Write out all the material exactly. Leave nothing out.
[Start]
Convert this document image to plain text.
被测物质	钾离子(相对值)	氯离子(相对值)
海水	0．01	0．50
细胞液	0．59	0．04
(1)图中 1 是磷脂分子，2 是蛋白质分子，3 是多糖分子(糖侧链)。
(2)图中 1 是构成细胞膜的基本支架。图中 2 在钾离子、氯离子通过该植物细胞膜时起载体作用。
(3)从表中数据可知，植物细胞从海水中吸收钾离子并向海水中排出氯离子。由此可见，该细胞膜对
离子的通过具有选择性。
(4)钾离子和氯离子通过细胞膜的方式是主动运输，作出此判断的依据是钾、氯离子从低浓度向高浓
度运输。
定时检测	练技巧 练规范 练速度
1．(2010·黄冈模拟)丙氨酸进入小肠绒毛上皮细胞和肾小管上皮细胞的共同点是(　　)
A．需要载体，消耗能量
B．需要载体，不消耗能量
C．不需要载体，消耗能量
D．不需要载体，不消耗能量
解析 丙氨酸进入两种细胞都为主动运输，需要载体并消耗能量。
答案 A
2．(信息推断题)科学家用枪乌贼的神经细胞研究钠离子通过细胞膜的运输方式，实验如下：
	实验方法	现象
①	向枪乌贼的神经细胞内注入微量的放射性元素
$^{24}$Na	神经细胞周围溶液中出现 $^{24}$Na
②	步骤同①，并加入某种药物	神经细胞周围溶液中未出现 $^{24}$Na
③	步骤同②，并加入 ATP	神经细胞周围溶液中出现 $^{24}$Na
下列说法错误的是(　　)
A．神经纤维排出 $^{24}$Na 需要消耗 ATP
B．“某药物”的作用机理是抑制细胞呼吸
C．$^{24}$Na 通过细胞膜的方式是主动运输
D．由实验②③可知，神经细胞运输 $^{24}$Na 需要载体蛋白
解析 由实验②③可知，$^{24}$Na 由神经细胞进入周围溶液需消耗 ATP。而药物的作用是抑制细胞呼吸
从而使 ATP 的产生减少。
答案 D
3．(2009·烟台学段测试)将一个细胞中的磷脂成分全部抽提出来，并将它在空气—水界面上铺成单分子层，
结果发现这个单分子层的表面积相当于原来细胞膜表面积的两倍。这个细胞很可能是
[End]
- **THE COMPLETED TASK**:
Convert this document image to plain text.
被测物质	钾离子(相对值)	氯离子(相对值)
海水	0．01	0．50
细胞液	0．59	0．04
(1)图中 1 是磷脂分子，2 是蛋白质分子，3 是多糖分子(糖侧链)。
(2)图中 1 是构成细胞膜的基本支架。图中 2 在钾离子、氯离子通过该植物细胞膜时起载体作用。
(3)从表中数据可知，植物细胞从海水中吸收钾离子并向海水中排出氯离子。由此可见，该细胞膜对
离子的通过具有选择性。
(4)钾离子和氯离子通过细胞膜的方式是主动运输，作出此判断的依据是钾、氯离子从低浓度向高浓
度运输。
定时检测	练技巧 练规范 练速度
1．(2010·黄冈模拟)丙氨酸进入小肠绒毛上皮细胞和肾小管上皮细胞的共同点是(　　)
A．需要载体，消耗能量
B．需要载体，不消耗能量
C．不需要载体，消耗能量
D．不需要载体，不消耗能量
解析 丙氨酸进入两种细胞都为主动运输，需要载体并消耗能量。
答案 A
2．(信息推断题)科学家用枪乌贼的神经细胞研究钠离子通过细胞膜的运输方式，实验如下：
	实验方法	现象
①	向枪乌贼的神经细胞内注入微量的放射性元素
$^{24}$Na	神经细胞周围溶液中出现 $^{24}$Na
②	步骤同①，并加入某种药物	神经细胞周围溶液中未出现 $^{24}$Na
③	步骤同②，并加入 ATP	神经细胞周围溶液中出现 $^{24}$Na
下列说法错误的是(　　)
A．神经纤维排出 $^{24}$Na 需要消耗 ATP
B．“某药物”的作用机理是抑制细胞呼吸
C．$^{24}$Na 通过细胞膜的方式是主动运输
D．由实验②③可知，神经细胞运输 $^{24}$Na 需要载体蛋白
解析 由实验②③可知，$^{24}$Na 由神经细胞进入周围溶液需消耗 ATP。而药物的作用是抑制细胞呼吸
从而使 ATP 的产生减少。
答案 D
3．(2009·烟台学段测试)将一个细胞中的磷脂成分全部抽提出来，并将它在空气—水界面上铺成单分子层，
结果发现这个单分子层的表面积相当于原来细胞膜表面积的两倍。这个细胞很可能是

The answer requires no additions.